▶ [Given exercise] Show, in full, each line of the data that contains "this".

>> begin Source records

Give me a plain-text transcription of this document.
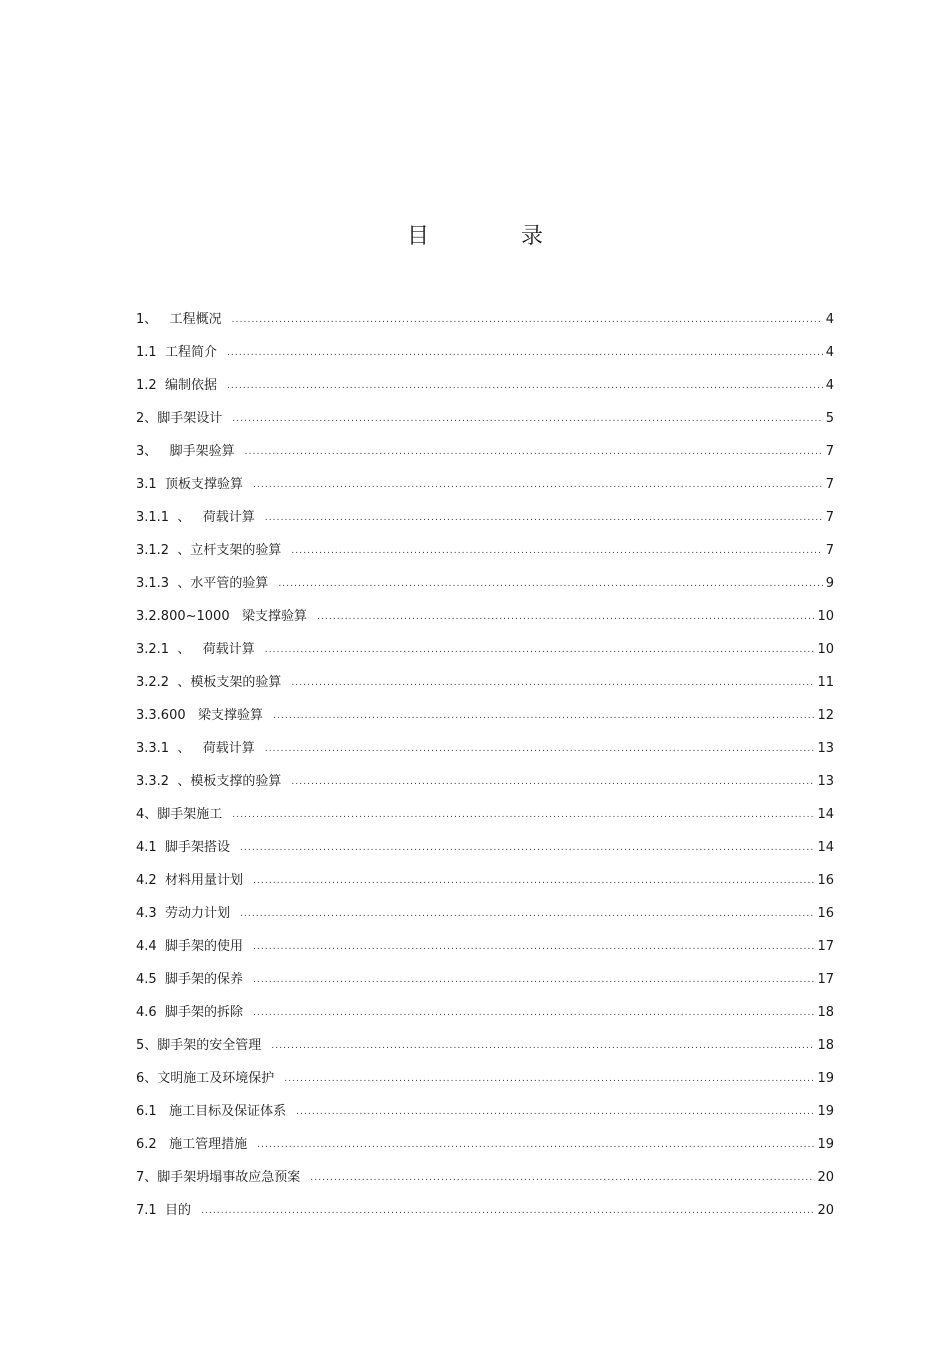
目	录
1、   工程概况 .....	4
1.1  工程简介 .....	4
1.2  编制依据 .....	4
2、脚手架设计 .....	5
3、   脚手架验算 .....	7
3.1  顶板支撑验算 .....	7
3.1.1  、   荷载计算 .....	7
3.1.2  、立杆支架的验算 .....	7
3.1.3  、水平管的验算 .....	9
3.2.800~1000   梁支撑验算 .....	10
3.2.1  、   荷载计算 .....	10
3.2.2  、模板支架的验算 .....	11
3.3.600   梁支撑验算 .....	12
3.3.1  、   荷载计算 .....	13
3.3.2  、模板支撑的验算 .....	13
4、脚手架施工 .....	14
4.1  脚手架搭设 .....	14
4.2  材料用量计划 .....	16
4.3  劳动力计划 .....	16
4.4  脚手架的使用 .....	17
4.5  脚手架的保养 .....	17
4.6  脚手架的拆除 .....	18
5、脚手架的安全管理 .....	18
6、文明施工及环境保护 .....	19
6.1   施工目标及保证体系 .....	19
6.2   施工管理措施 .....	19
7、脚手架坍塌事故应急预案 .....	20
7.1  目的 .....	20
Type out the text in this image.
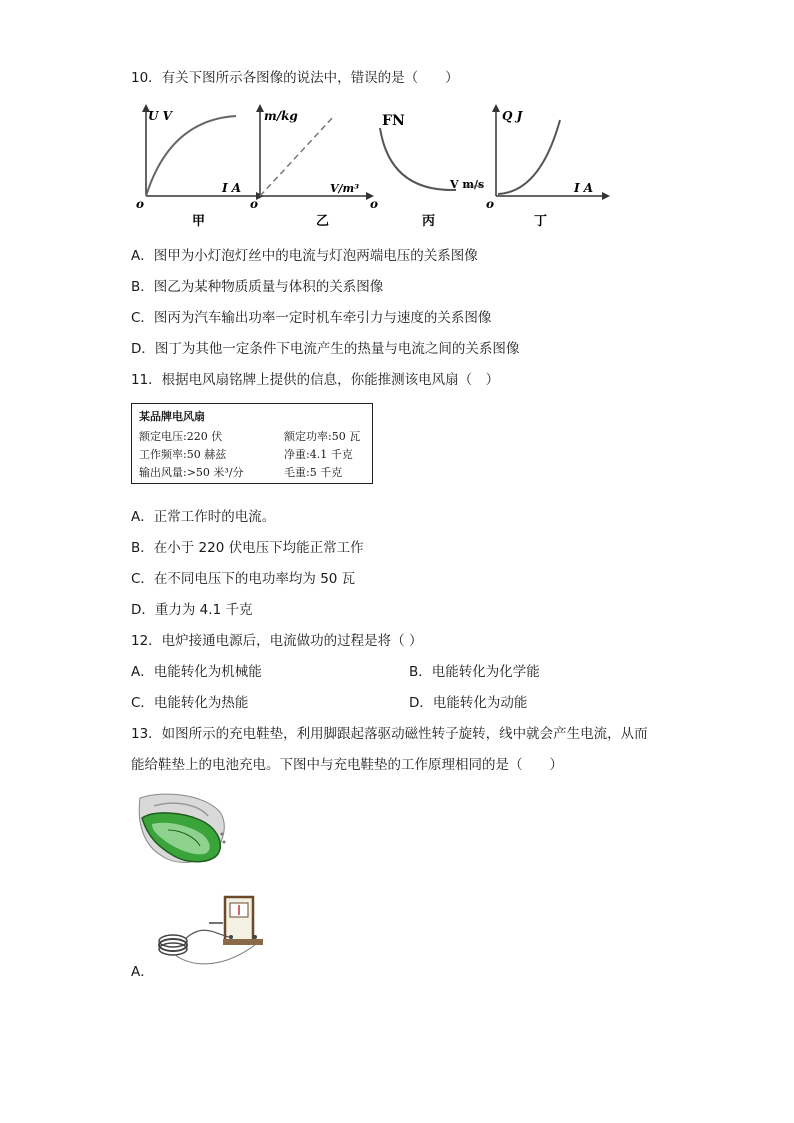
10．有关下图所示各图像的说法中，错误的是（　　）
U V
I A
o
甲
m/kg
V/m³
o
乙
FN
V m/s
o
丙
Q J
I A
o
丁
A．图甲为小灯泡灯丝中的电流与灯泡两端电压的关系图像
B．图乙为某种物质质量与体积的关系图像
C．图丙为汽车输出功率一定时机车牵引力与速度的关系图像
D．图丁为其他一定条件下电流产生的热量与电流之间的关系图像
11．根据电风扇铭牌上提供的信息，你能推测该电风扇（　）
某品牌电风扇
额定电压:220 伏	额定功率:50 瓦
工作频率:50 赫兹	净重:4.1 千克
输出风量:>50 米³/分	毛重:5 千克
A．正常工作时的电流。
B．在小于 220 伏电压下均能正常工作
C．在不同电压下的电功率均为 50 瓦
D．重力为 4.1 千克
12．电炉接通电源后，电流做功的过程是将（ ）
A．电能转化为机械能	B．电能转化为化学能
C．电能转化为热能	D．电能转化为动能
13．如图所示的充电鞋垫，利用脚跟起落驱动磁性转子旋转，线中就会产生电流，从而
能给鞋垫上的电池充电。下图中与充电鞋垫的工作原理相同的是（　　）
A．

>> end Source records
>> begin Source records

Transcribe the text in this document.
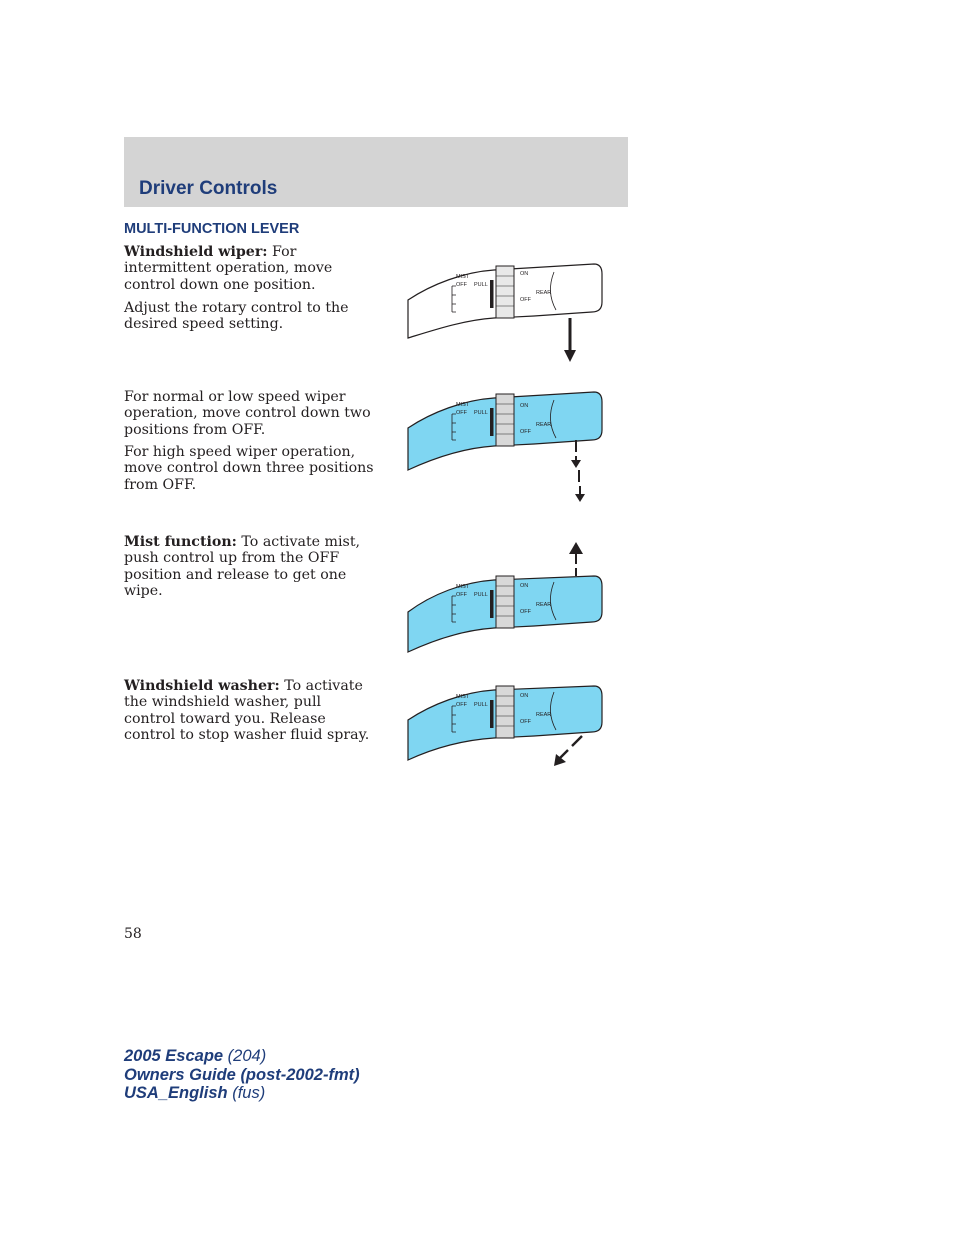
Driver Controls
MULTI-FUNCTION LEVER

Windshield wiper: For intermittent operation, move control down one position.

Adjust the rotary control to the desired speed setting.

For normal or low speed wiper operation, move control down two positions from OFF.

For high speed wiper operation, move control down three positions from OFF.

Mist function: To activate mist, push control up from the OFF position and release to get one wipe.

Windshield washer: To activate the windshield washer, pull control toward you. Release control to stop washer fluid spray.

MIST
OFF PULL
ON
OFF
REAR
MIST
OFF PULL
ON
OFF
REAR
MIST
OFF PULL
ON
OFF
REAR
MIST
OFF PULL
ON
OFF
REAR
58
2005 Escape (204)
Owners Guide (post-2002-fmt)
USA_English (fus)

>> end Source records
>> begin Source records

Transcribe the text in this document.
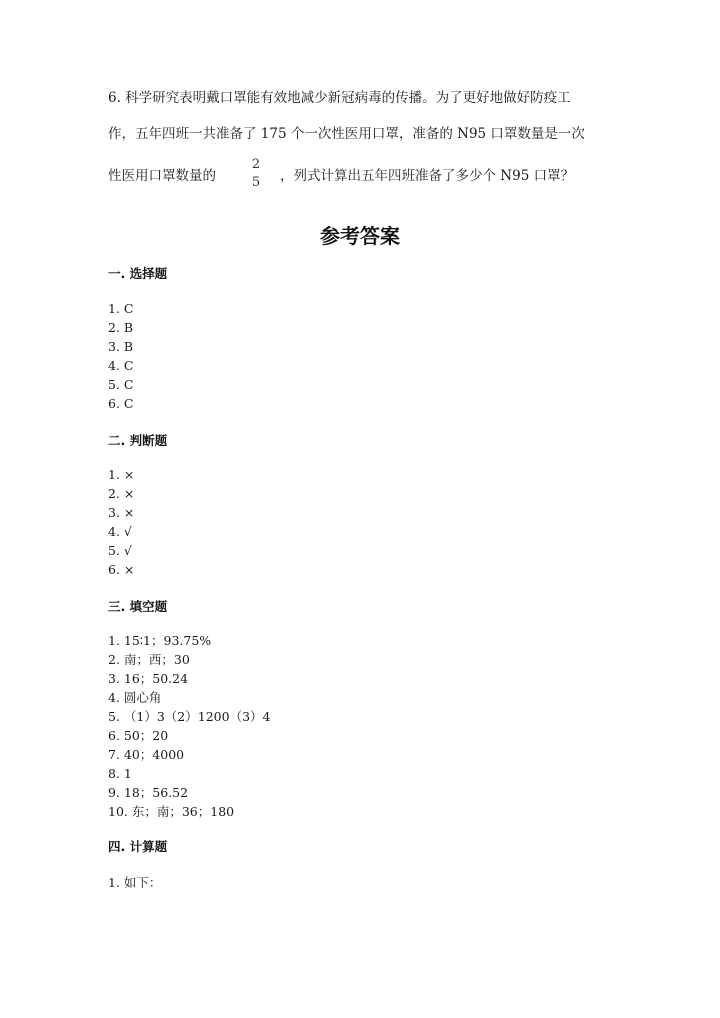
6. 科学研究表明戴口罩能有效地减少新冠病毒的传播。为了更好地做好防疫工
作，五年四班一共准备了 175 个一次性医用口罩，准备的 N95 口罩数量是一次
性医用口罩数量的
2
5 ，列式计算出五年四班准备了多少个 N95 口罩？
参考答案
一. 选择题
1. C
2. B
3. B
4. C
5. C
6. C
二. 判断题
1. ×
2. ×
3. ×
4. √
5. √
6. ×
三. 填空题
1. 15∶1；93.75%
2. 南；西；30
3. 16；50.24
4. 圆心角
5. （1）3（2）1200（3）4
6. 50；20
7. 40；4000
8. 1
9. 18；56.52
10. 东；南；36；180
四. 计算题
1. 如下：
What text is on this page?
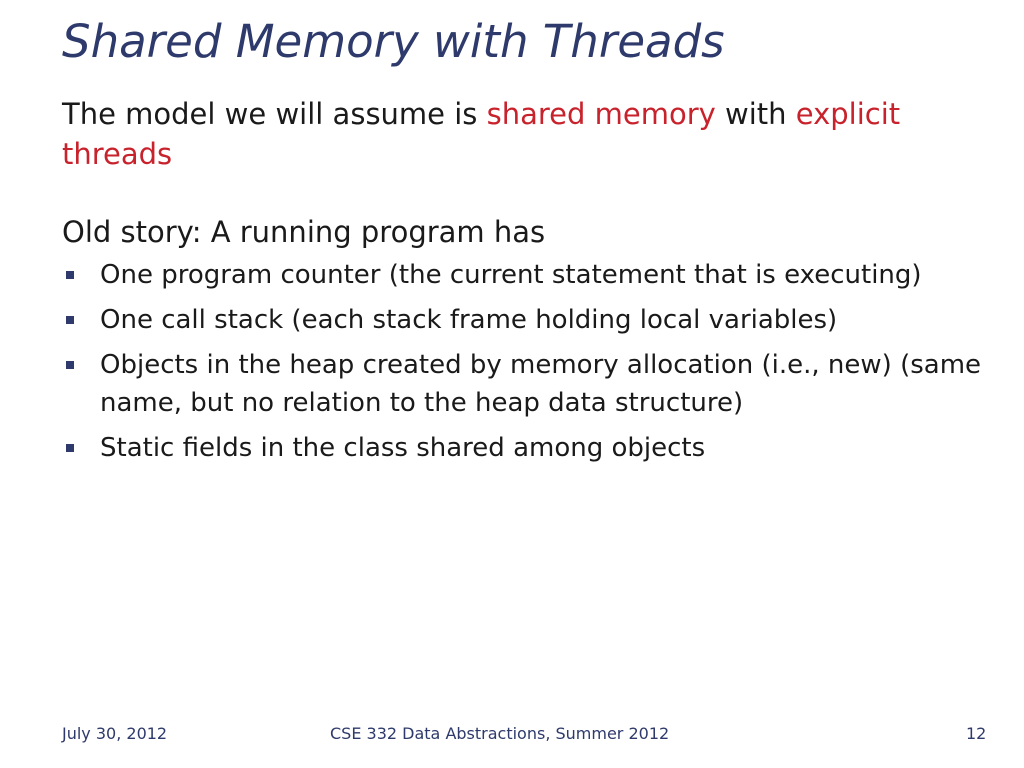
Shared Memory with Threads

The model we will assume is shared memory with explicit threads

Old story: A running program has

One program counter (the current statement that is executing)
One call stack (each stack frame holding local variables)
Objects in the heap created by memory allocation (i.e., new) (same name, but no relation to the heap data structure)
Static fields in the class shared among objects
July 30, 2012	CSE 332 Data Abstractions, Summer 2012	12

>> end Source records

▶ [Problem solution]
Give me a plain-text transcription of this document.
Type out the text in this image.
Transcribe the text in this document.
Transcribe the text in this document.
What text is on this page?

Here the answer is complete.